(Extracted records):
___

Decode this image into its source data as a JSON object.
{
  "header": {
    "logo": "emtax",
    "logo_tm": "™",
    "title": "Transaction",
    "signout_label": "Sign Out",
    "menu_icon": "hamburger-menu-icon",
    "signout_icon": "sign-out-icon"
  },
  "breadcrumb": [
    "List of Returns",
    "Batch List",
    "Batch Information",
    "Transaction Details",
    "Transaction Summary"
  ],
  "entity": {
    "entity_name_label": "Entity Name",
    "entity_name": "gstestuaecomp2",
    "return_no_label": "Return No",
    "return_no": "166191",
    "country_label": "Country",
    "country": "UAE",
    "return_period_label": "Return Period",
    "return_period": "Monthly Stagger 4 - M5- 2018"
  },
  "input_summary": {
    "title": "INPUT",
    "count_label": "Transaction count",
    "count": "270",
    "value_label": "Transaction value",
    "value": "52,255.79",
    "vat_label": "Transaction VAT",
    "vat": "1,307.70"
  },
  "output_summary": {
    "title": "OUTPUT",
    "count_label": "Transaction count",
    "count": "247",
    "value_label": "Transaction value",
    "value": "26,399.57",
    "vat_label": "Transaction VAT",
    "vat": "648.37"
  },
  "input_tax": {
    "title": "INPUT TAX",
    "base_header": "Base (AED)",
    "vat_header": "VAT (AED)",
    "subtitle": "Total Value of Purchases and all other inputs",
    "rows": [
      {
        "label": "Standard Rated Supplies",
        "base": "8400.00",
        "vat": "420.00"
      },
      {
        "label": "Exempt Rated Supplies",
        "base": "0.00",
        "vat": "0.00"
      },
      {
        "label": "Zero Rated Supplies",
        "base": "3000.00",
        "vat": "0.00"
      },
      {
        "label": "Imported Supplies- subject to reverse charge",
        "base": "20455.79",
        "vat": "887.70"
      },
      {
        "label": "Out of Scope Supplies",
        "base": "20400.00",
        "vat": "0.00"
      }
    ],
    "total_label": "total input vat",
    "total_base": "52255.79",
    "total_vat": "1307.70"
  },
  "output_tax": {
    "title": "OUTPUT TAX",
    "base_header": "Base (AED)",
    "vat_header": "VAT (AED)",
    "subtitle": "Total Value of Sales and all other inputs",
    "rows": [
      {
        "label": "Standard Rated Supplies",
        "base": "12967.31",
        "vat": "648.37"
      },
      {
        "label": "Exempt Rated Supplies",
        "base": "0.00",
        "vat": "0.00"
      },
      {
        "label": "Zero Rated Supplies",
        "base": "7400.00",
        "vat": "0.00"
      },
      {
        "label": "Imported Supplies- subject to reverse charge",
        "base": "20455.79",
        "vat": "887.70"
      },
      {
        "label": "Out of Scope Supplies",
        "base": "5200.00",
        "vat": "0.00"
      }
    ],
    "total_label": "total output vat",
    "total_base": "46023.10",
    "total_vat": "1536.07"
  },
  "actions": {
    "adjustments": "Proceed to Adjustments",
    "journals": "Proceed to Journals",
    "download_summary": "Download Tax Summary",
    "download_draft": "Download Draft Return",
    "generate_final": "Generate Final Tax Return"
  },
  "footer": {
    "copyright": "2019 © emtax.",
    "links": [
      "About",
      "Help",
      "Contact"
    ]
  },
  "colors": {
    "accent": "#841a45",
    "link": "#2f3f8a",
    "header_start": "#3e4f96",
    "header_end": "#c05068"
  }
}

___

Set down the listing in full, keeping every word exactly as it is.

(Solution for this exercise):
Decode this image into its source data as a JSON object.
{
  "header": {
    "logo": "emtax",
    "logo_tm": "™",
    "title": "Transaction",
    "signout_label": "Sign Out",
    "menu_icon": "hamburger-menu-icon",
    "signout_icon": "sign-out-icon"
  },
  "breadcrumb": [
    "List of Returns",
    "Batch List",
    "Batch Information",
    "Transaction Details",
    "Transaction Summary"
  ],
  "entity": {
    "entity_name_label": "Entity Name",
    "entity_name": "gstestuaecomp2",
    "return_no_label": "Return No",
    "return_no": "166191",
    "country_label": "Country",
    "country": "UAE",
    "return_period_label": "Return Period",
    "return_period": "Monthly Stagger 4 - M5- 2018"
  },
  "input_summary": {
    "title": "INPUT",
    "count_label": "Transaction count",
    "count": "270",
    "value_label": "Transaction value",
    "value": "52,255.79",
    "vat_label": "Transaction VAT",
    "vat": "1,307.70"
  },
  "output_summary": {
    "title": "OUTPUT",
    "count_label": "Transaction count",
    "count": "247",
    "value_label": "Transaction value",
    "value": "26,399.57",
    "vat_label": "Transaction VAT",
    "vat": "648.37"
  },
  "input_tax": {
    "title": "INPUT TAX",
    "base_header": "Base (AED)",
    "vat_header": "VAT (AED)",
    "subtitle": "Total Value of Purchases and all other inputs",
    "rows": [
      {
        "label": "Standard Rated Supplies",
        "base": "8400.00",
        "vat": "420.00"
      },
      {
        "label": "Exempt Rated Supplies",
        "base": "0.00",
        "vat": "0.00"
      },
      {
        "label": "Zero Rated Supplies",
        "base": "3000.00",
        "vat": "0.00"
      },
      {
        "label": "Imported Supplies- subject to reverse charge",
        "base": "20455.79",
        "vat": "887.70"
      },
      {
        "label": "Out of Scope Supplies",
        "base": "20400.00",
        "vat": "0.00"
      }
    ],
    "total_label": "total input vat",
    "total_base": "52255.79",
    "total_vat": "1307.70"
  },
  "output_tax": {
    "title": "OUTPUT TAX",
    "base_header": "Base (AED)",
    "vat_header": "VAT (AED)",
    "subtitle": "Total Value of Sales and all other inputs",
    "rows": [
      {
        "label": "Standard Rated Supplies",
        "base": "12967.31",
        "vat": "648.37"
      },
      {
        "label": "Exempt Rated Supplies",
        "base": "0.00",
        "vat": "0.00"
      },
      {
        "label": "Zero Rated Supplies",
        "base": "7400.00",
        "vat": "0.00"
      },
      {
        "label": "Imported Supplies- subject to reverse charge",
        "base": "20455.79",
        "vat": "887.70"
      },
      {
        "label": "Out of Scope Supplies",
        "base": "5200.00",
        "vat": "0.00"
      }
    ],
    "total_label": "total output vat",
    "total_base": "46023.10",
    "total_vat": "1536.07"
  },
  "actions": {
    "adjustments": "Proceed to Adjustments",
    "journals": "Proceed to Journals",
    "download_summary": "Download Tax Summary",
    "download_draft": "Download Draft Return",
    "generate_final": "Generate Final Tax Return"
  },
  "footer": {
    "copyright": "2019 © emtax.",
    "links": [
      "About",
      "Help",
      "Contact"
    ]
  },
  "colors": {
    "accent": "#841a45",
    "link": "#2f3f8a",
    "header_start": "#3e4f96",
    "header_end": "#c05068"
  }
}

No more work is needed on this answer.